— PROVIDED INFORMATION —
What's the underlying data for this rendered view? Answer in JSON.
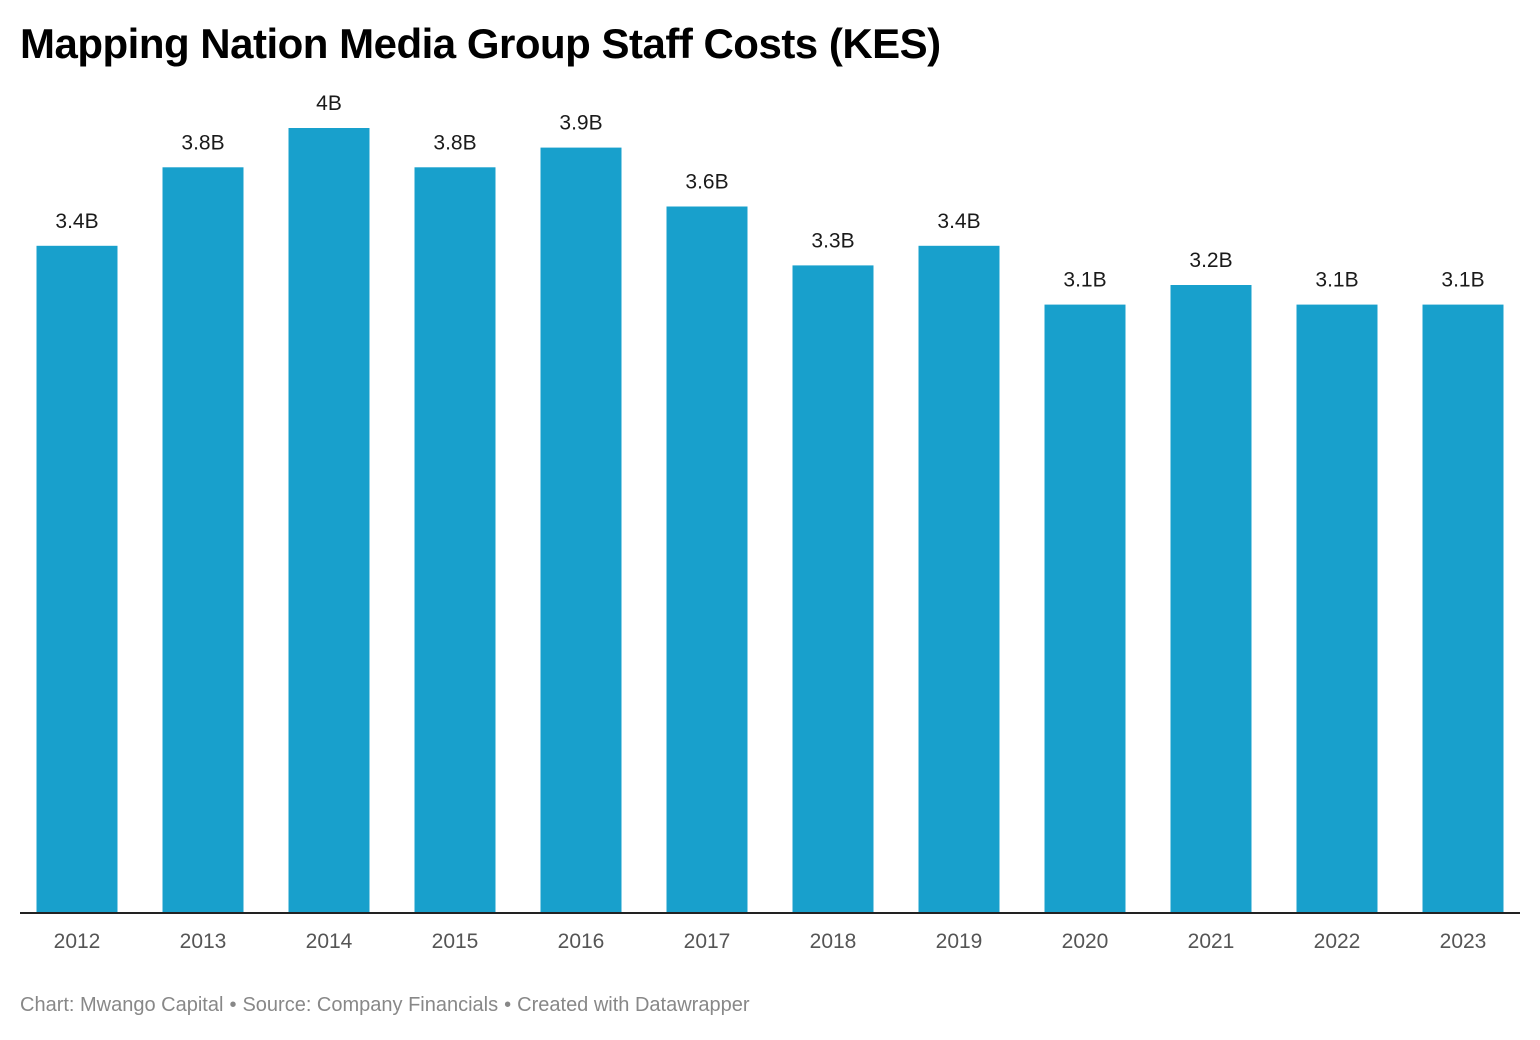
{
  "colors": {
    "bar": "#18a0cc",
    "baseline": "#222222",
    "title": "#000000",
    "footer": "#888888"
  },
  "chart_data": {
    "type": "bar",
    "title": "Mapping Nation Media Group Staff Costs (KES)",
    "categories": [
      "2012",
      "2013",
      "2014",
      "2015",
      "2016",
      "2017",
      "2018",
      "2019",
      "2020",
      "2021",
      "2022",
      "2023"
    ],
    "values": [
      3.4,
      3.8,
      4.0,
      3.8,
      3.9,
      3.6,
      3.3,
      3.4,
      3.1,
      3.2,
      3.1,
      3.1
    ],
    "value_labels": [
      "3.4B",
      "3.8B",
      "4B",
      "3.8B",
      "3.9B",
      "3.6B",
      "3.3B",
      "3.4B",
      "3.1B",
      "3.2B",
      "3.1B",
      "3.1B"
    ],
    "xlabel": "",
    "ylabel": "",
    "ylim": [
      0,
      4
    ],
    "grid": false,
    "legend": "none"
  },
  "footer": {
    "chart_credit": "Chart: Mwango Capital",
    "source": "Source: Company Financials",
    "tool": "Created with Datawrapper",
    "separator": "•"
  }
}
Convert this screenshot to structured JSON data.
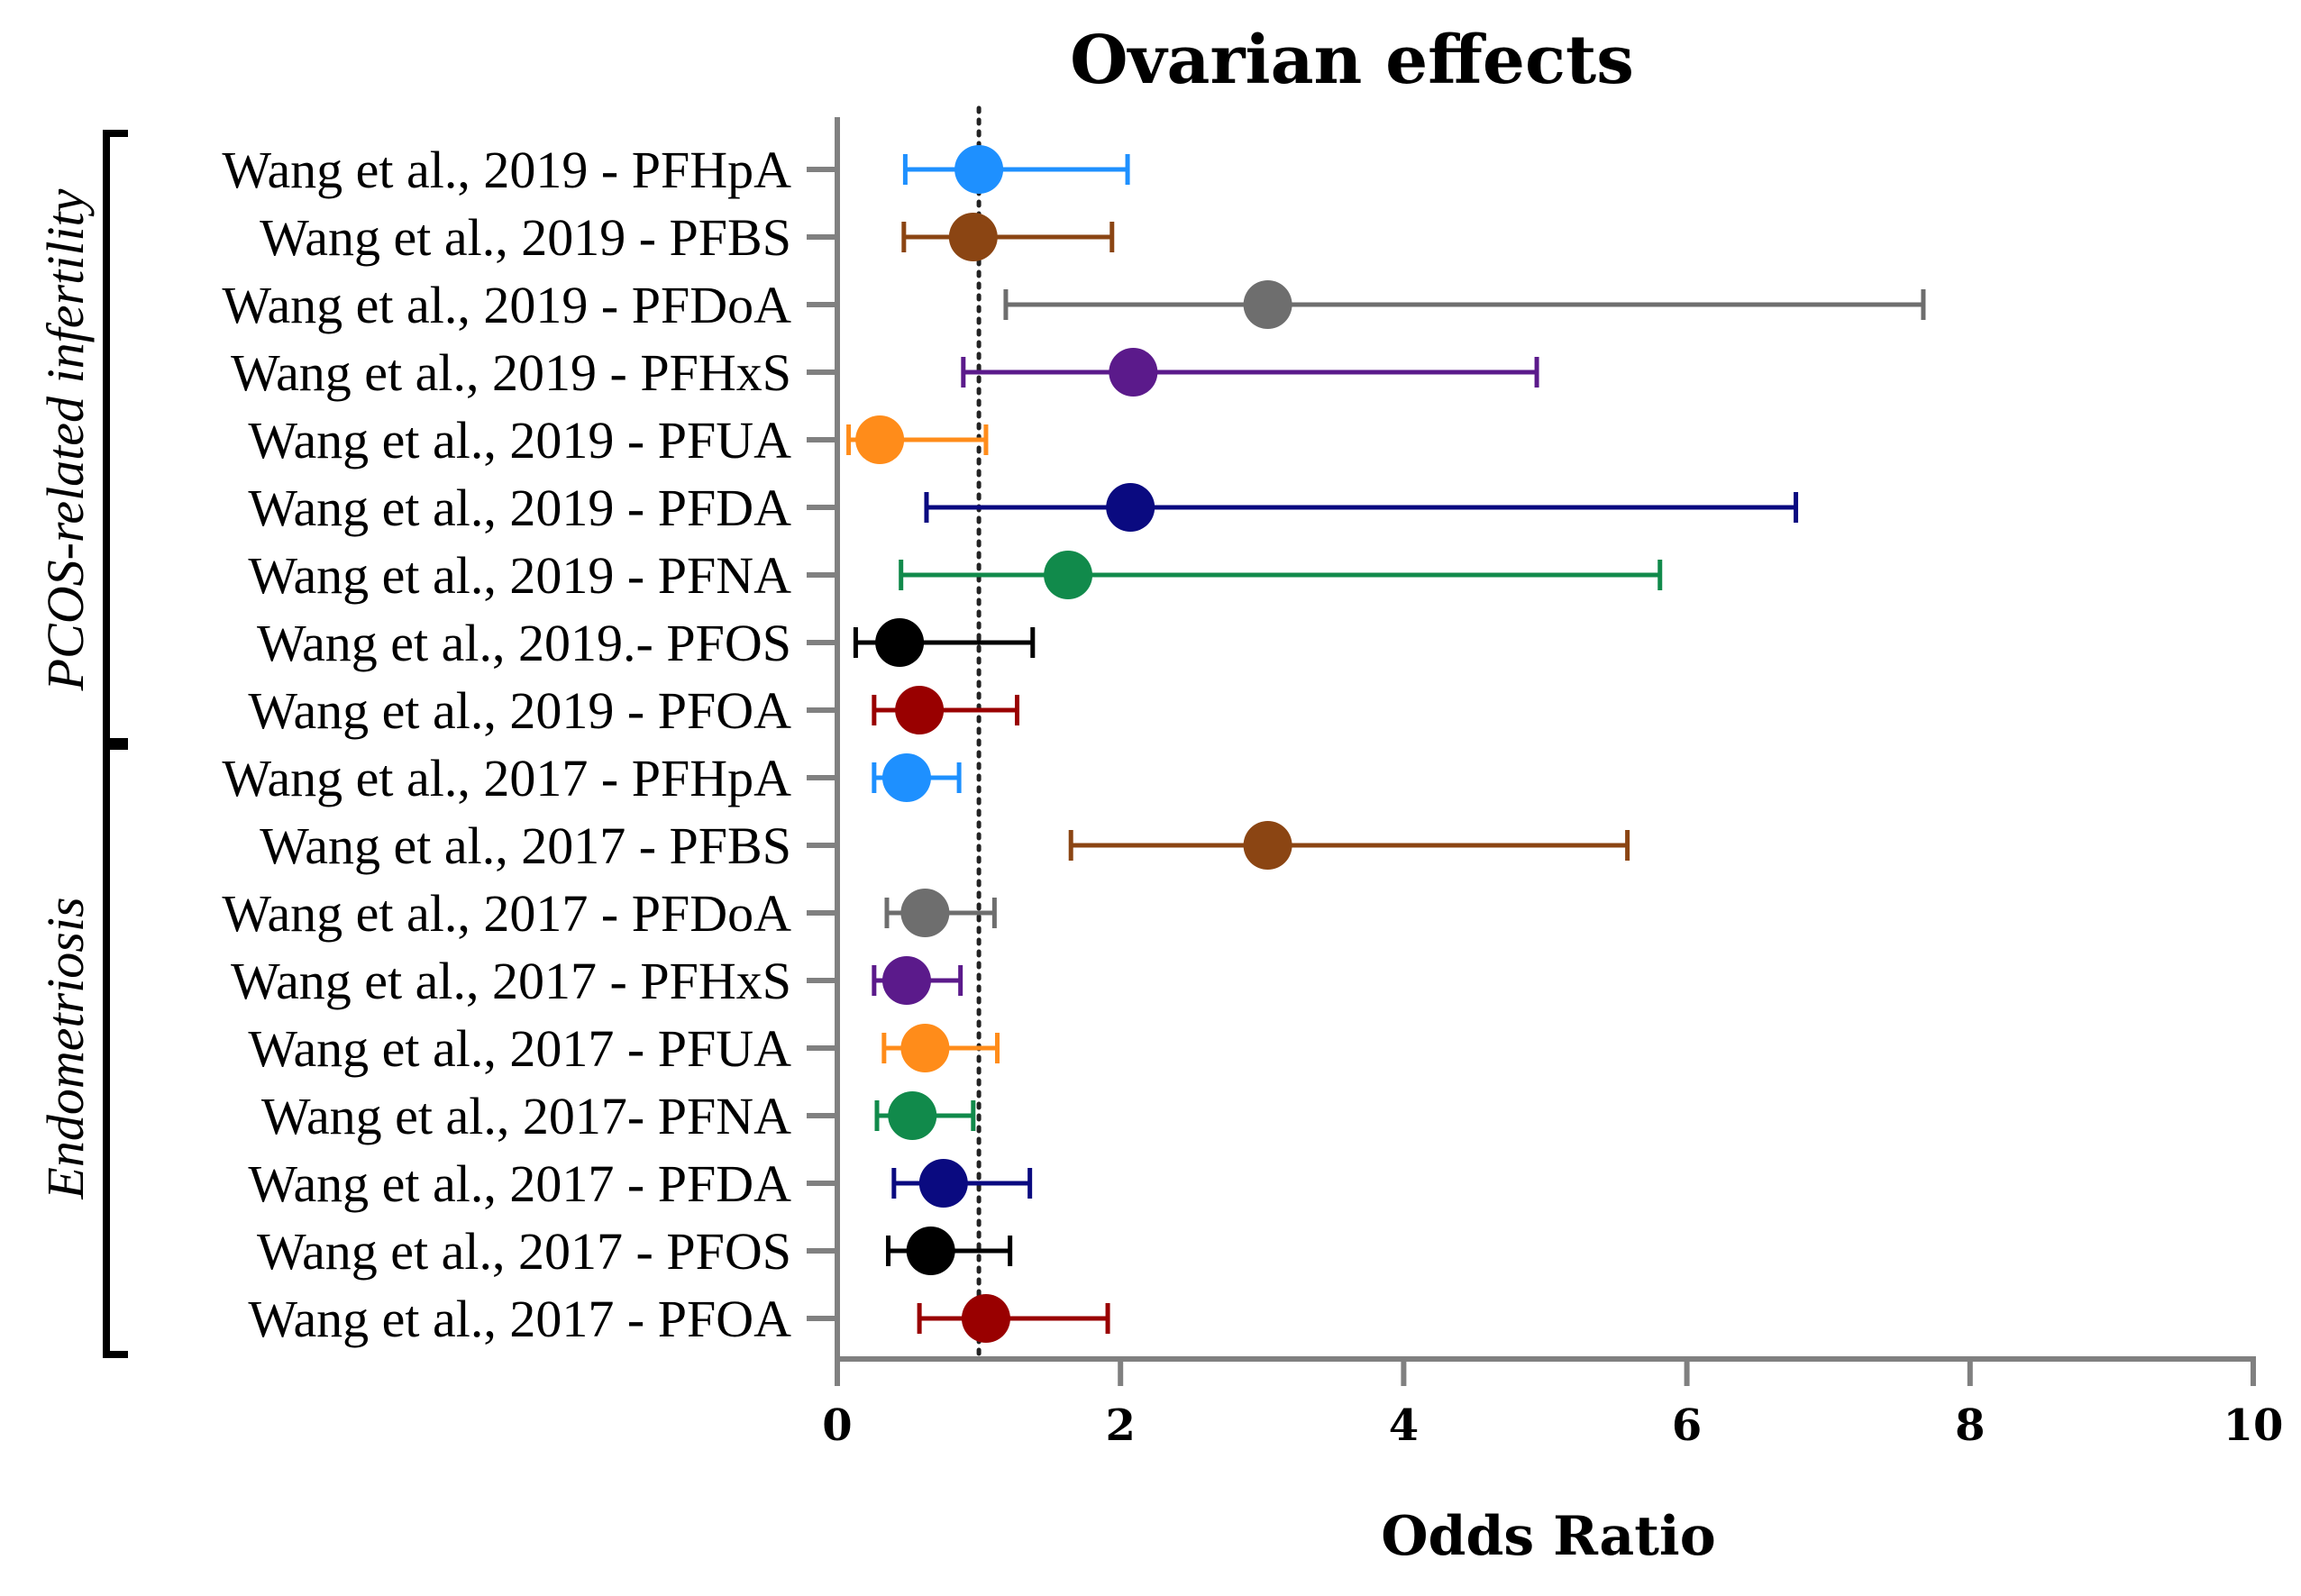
{
  "chart_data": {
    "type": "forest",
    "title": "Ovarian effects",
    "xlabel": "Odds Ratio",
    "ylabel": "",
    "xlim": [
      0,
      10
    ],
    "xticks": [
      0,
      2,
      4,
      6,
      8,
      10
    ],
    "reference_line": 1,
    "groups": [
      {
        "label": "PCOS-related infertility",
        "rows": [
          {
            "label": "Wang et al., 2019 - PFHpA",
            "or": 1.0,
            "lo": 0.48,
            "hi": 2.05,
            "color": "#1e90ff"
          },
          {
            "label": "Wang et al., 2019 - PFBS",
            "or": 0.96,
            "lo": 0.47,
            "hi": 1.94,
            "color": "#8b4513"
          },
          {
            "label": "Wang et al., 2019 - PFDoA",
            "or": 3.04,
            "lo": 1.19,
            "hi": 7.67,
            "color": "#6e6e6e"
          },
          {
            "label": "Wang et al., 2019 - PFHxS",
            "or": 2.09,
            "lo": 0.89,
            "hi": 4.94,
            "color": "#5b1a8b"
          },
          {
            "label": "Wang et al., 2019 - PFUA",
            "or": 0.3,
            "lo": 0.08,
            "hi": 1.05,
            "color": "#ff8c1a"
          },
          {
            "label": "Wang et al., 2019 - PFDA",
            "or": 2.07,
            "lo": 0.63,
            "hi": 6.77,
            "color": "#0a0a80"
          },
          {
            "label": "Wang et al., 2019 - PFNA",
            "or": 1.63,
            "lo": 0.45,
            "hi": 5.81,
            "color": "#118a4b"
          },
          {
            "label": "Wang et al., 2019.- PFOS",
            "or": 0.44,
            "lo": 0.13,
            "hi": 1.38,
            "color": "#000000"
          },
          {
            "label": "Wang et al., 2019 - PFOA",
            "or": 0.58,
            "lo": 0.26,
            "hi": 1.27,
            "color": "#990000"
          }
        ]
      },
      {
        "label": "Endometriosis",
        "rows": [
          {
            "label": "Wang et al., 2017 - PFHpA",
            "or": 0.49,
            "lo": 0.26,
            "hi": 0.86,
            "color": "#1e90ff"
          },
          {
            "label": "Wang et al., 2017 - PFBS",
            "or": 3.04,
            "lo": 1.65,
            "hi": 5.58,
            "color": "#8b4513"
          },
          {
            "label": "Wang et al., 2017 - PFDoA",
            "or": 0.62,
            "lo": 0.35,
            "hi": 1.11,
            "color": "#6e6e6e"
          },
          {
            "label": "Wang et al., 2017 - PFHxS",
            "or": 0.49,
            "lo": 0.26,
            "hi": 0.87,
            "color": "#5b1a8b"
          },
          {
            "label": "Wang et al., 2017 - PFUA",
            "or": 0.62,
            "lo": 0.33,
            "hi": 1.13,
            "color": "#ff8c1a"
          },
          {
            "label": "Wang et al., 2017- PFNA",
            "or": 0.53,
            "lo": 0.28,
            "hi": 0.96,
            "color": "#118a4b"
          },
          {
            "label": "Wang et al., 2017 - PFDA",
            "or": 0.75,
            "lo": 0.4,
            "hi": 1.36,
            "color": "#0a0a80"
          },
          {
            "label": "Wang et al., 2017 - PFOS",
            "or": 0.66,
            "lo": 0.36,
            "hi": 1.22,
            "color": "#000000"
          },
          {
            "label": "Wang et al., 2017 - PFOA",
            "or": 1.05,
            "lo": 0.58,
            "hi": 1.91,
            "color": "#990000"
          }
        ]
      }
    ]
  },
  "colors": {
    "axis": "#808080",
    "reference_line": "#222222",
    "bracket": "#000000"
  }
}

— WHAT YOU HAVE TO DO —
Quote the entries above word for word. Leave the images out.

— ANSWER TO THIS PROBLEM —
What's the underlying data for this rendered view? Answer in JSON.
{
  "colors": {
    "bar": "#18a0cc",
    "baseline": "#222222",
    "title": "#000000",
    "footer": "#888888"
  },
  "chart_data": {
    "type": "bar",
    "title": "Mapping Nation Media Group Staff Costs (KES)",
    "categories": [
      "2012",
      "2013",
      "2014",
      "2015",
      "2016",
      "2017",
      "2018",
      "2019",
      "2020",
      "2021",
      "2022",
      "2023"
    ],
    "values": [
      3.4,
      3.8,
      4.0,
      3.8,
      3.9,
      3.6,
      3.3,
      3.4,
      3.1,
      3.2,
      3.1,
      3.1
    ],
    "value_labels": [
      "3.4B",
      "3.8B",
      "4B",
      "3.8B",
      "3.9B",
      "3.6B",
      "3.3B",
      "3.4B",
      "3.1B",
      "3.2B",
      "3.1B",
      "3.1B"
    ],
    "xlabel": "",
    "ylabel": "",
    "ylim": [
      0,
      4
    ],
    "grid": false,
    "legend": "none"
  },
  "footer": {
    "chart_credit": "Chart: Mwango Capital",
    "source": "Source: Company Financials",
    "tool": "Created with Datawrapper",
    "separator": "•"
  }
}
Convert this screenshot to structured JSON data.
{
  "chart_data": {
    "type": "forest",
    "title": "Ovarian effects",
    "xlabel": "Odds Ratio",
    "ylabel": "",
    "xlim": [
      0,
      10
    ],
    "xticks": [
      0,
      2,
      4,
      6,
      8,
      10
    ],
    "reference_line": 1,
    "groups": [
      {
        "label": "PCOS-related infertility",
        "rows": [
          {
            "label": "Wang et al., 2019 - PFHpA",
            "or": 1.0,
            "lo": 0.48,
            "hi": 2.05,
            "color": "#1e90ff"
          },
          {
            "label": "Wang et al., 2019 - PFBS",
            "or": 0.96,
            "lo": 0.47,
            "hi": 1.94,
            "color": "#8b4513"
          },
          {
            "label": "Wang et al., 2019 - PFDoA",
            "or": 3.04,
            "lo": 1.19,
            "hi": 7.67,
            "color": "#6e6e6e"
          },
          {
            "label": "Wang et al., 2019 - PFHxS",
            "or": 2.09,
            "lo": 0.89,
            "hi": 4.94,
            "color": "#5b1a8b"
          },
          {
            "label": "Wang et al., 2019 - PFUA",
            "or": 0.3,
            "lo": 0.08,
            "hi": 1.05,
            "color": "#ff8c1a"
          },
          {
            "label": "Wang et al., 2019 - PFDA",
            "or": 2.07,
            "lo": 0.63,
            "hi": 6.77,
            "color": "#0a0a80"
          },
          {
            "label": "Wang et al., 2019 - PFNA",
            "or": 1.63,
            "lo": 0.45,
            "hi": 5.81,
            "color": "#118a4b"
          },
          {
            "label": "Wang et al., 2019.- PFOS",
            "or": 0.44,
            "lo": 0.13,
            "hi": 1.38,
            "color": "#000000"
          },
          {
            "label": "Wang et al., 2019 - PFOA",
            "or": 0.58,
            "lo": 0.26,
            "hi": 1.27,
            "color": "#990000"
          }
        ]
      },
      {
        "label": "Endometriosis",
        "rows": [
          {
            "label": "Wang et al., 2017 - PFHpA",
            "or": 0.49,
            "lo": 0.26,
            "hi": 0.86,
            "color": "#1e90ff"
          },
          {
            "label": "Wang et al., 2017 - PFBS",
            "or": 3.04,
            "lo": 1.65,
            "hi": 5.58,
            "color": "#8b4513"
          },
          {
            "label": "Wang et al., 2017 - PFDoA",
            "or": 0.62,
            "lo": 0.35,
            "hi": 1.11,
            "color": "#6e6e6e"
          },
          {
            "label": "Wang et al., 2017 - PFHxS",
            "or": 0.49,
            "lo": 0.26,
            "hi": 0.87,
            "color": "#5b1a8b"
          },
          {
            "label": "Wang et al., 2017 - PFUA",
            "or": 0.62,
            "lo": 0.33,
            "hi": 1.13,
            "color": "#ff8c1a"
          },
          {
            "label": "Wang et al., 2017- PFNA",
            "or": 0.53,
            "lo": 0.28,
            "hi": 0.96,
            "color": "#118a4b"
          },
          {
            "label": "Wang et al., 2017 - PFDA",
            "or": 0.75,
            "lo": 0.4,
            "hi": 1.36,
            "color": "#0a0a80"
          },
          {
            "label": "Wang et al., 2017 - PFOS",
            "or": 0.66,
            "lo": 0.36,
            "hi": 1.22,
            "color": "#000000"
          },
          {
            "label": "Wang et al., 2017 - PFOA",
            "or": 1.05,
            "lo": 0.58,
            "hi": 1.91,
            "color": "#990000"
          }
        ]
      }
    ]
  },
  "colors": {
    "axis": "#808080",
    "reference_line": "#222222",
    "bracket": "#000000"
  }
}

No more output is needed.